Records shown:
---

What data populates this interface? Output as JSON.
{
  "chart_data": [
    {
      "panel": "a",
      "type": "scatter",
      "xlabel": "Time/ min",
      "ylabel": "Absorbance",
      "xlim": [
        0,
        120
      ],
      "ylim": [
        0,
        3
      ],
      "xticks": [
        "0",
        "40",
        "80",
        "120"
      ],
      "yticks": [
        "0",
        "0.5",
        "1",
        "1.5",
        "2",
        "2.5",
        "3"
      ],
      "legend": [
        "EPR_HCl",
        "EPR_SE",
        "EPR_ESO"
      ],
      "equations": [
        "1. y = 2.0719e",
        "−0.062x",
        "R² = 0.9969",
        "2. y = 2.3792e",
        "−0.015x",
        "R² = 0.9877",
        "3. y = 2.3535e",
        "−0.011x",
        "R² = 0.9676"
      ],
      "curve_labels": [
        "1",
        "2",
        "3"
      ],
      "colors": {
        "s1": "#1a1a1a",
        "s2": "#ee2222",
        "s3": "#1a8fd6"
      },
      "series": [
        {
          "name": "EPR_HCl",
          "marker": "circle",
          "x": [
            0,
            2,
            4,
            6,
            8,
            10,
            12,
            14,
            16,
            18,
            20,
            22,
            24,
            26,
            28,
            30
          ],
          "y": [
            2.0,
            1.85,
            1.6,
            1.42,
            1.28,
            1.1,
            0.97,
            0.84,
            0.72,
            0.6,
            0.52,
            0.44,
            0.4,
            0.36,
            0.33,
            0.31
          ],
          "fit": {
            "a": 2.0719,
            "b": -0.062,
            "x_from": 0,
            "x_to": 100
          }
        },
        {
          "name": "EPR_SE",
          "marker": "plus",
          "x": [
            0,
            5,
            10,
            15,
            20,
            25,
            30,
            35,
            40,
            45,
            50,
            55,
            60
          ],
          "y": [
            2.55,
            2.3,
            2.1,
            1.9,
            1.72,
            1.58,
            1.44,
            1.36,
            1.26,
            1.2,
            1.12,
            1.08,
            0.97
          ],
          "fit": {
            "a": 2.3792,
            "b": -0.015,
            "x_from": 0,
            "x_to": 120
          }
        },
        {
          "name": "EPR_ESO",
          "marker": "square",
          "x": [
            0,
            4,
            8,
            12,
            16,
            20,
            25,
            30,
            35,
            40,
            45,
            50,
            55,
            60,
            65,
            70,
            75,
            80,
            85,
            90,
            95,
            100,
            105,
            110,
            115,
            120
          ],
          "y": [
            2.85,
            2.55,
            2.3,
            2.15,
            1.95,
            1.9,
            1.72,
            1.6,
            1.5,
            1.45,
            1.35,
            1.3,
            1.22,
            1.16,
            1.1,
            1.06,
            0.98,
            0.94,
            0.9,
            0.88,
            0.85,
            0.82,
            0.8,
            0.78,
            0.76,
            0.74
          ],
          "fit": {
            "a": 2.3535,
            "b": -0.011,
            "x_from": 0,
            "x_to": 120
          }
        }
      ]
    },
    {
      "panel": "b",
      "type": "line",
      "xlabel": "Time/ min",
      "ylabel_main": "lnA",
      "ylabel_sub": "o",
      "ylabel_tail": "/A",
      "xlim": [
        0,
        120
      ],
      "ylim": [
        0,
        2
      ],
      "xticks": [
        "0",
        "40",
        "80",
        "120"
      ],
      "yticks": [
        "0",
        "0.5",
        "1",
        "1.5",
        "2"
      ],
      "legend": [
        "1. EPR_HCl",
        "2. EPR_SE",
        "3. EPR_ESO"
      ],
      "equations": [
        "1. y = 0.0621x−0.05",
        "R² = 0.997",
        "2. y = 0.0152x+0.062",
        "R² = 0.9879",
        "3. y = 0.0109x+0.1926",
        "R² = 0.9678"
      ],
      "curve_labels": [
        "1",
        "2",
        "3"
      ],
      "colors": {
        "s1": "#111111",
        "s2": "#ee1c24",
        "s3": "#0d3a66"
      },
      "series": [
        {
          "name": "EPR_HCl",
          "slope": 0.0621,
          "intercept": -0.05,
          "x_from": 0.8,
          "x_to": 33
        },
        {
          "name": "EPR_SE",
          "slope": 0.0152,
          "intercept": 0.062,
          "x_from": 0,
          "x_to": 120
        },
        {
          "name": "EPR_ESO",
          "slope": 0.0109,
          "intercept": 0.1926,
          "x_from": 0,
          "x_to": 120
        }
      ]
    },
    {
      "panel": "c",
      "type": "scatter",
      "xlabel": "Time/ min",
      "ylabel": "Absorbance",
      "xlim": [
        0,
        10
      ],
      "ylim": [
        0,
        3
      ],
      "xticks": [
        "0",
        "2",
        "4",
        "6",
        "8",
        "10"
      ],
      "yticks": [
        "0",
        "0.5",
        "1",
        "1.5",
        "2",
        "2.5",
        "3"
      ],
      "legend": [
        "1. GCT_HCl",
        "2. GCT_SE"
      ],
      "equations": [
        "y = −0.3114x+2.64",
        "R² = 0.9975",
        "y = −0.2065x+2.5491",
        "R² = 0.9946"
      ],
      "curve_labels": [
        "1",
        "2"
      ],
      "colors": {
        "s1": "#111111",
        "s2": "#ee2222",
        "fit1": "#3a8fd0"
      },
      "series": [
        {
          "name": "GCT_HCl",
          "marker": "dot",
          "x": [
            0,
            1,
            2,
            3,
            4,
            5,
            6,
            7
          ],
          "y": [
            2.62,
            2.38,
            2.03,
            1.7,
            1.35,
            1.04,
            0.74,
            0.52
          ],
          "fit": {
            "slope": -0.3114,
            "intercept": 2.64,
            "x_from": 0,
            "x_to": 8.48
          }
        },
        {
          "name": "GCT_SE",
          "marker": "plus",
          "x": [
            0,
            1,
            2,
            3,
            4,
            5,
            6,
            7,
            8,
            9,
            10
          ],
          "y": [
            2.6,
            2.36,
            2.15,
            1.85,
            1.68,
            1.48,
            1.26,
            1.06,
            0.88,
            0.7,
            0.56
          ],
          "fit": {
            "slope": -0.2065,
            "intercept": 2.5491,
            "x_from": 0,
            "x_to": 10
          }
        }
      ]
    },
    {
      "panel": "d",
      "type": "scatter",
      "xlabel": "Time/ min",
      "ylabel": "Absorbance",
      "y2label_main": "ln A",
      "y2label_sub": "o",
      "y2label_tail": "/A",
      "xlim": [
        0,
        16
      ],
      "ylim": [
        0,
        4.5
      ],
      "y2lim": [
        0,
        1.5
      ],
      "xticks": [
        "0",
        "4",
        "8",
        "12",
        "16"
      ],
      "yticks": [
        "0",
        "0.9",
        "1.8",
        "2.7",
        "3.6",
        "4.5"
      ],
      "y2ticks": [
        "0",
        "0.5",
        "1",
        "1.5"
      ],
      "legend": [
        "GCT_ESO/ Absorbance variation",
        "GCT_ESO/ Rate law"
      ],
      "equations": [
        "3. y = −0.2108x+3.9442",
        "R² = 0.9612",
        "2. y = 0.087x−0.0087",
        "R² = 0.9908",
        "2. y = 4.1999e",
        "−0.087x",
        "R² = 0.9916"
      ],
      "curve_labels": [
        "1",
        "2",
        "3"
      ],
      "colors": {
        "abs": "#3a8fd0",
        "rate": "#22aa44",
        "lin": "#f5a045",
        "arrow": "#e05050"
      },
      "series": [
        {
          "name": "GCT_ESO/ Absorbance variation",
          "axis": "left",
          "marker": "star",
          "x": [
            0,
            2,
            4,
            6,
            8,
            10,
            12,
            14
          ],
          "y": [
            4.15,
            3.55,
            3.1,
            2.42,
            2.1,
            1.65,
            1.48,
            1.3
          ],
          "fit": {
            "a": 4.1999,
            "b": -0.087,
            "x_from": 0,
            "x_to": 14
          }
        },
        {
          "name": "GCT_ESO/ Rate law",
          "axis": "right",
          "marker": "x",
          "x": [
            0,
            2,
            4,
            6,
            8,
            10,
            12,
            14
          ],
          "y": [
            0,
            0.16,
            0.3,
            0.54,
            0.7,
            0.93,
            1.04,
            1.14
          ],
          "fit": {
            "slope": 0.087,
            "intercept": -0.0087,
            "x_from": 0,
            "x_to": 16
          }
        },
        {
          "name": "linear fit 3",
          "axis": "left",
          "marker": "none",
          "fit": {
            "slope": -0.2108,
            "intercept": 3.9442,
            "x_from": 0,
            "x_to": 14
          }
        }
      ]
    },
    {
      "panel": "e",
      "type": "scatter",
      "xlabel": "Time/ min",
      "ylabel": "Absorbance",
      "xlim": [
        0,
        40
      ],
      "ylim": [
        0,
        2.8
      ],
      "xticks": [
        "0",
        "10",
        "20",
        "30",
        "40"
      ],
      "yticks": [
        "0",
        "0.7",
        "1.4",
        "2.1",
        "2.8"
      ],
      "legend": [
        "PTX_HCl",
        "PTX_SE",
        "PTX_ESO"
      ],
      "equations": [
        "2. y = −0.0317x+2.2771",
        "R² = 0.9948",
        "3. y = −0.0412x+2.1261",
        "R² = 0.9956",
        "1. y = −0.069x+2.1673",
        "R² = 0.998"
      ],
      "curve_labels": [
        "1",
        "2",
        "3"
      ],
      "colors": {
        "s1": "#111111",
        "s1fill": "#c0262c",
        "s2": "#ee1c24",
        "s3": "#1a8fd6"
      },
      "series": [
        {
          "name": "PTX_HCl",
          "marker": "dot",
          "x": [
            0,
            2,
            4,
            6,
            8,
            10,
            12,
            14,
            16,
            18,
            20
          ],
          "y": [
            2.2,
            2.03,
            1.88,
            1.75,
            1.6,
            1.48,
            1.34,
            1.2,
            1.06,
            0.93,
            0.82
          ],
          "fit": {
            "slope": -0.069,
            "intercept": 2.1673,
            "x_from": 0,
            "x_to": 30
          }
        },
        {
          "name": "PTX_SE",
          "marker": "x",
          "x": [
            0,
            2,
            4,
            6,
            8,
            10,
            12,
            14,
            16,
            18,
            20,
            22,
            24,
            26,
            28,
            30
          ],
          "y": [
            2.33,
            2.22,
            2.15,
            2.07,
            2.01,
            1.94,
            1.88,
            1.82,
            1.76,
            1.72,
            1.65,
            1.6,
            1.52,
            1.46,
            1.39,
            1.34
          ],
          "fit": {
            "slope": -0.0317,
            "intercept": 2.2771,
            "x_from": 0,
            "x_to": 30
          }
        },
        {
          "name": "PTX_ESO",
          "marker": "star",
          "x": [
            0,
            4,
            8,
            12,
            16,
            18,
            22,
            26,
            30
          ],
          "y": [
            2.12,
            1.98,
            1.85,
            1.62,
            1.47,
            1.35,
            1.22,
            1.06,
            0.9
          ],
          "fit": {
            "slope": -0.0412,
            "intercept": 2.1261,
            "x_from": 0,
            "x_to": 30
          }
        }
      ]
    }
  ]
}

---

Problem requirements:
Look for the word "variation" in every line of the listing and copy the lines that have it.

Written answer:
        "GCT_ESO/ Absorbance variation",
          "name": "GCT_ESO/ Absorbance variation",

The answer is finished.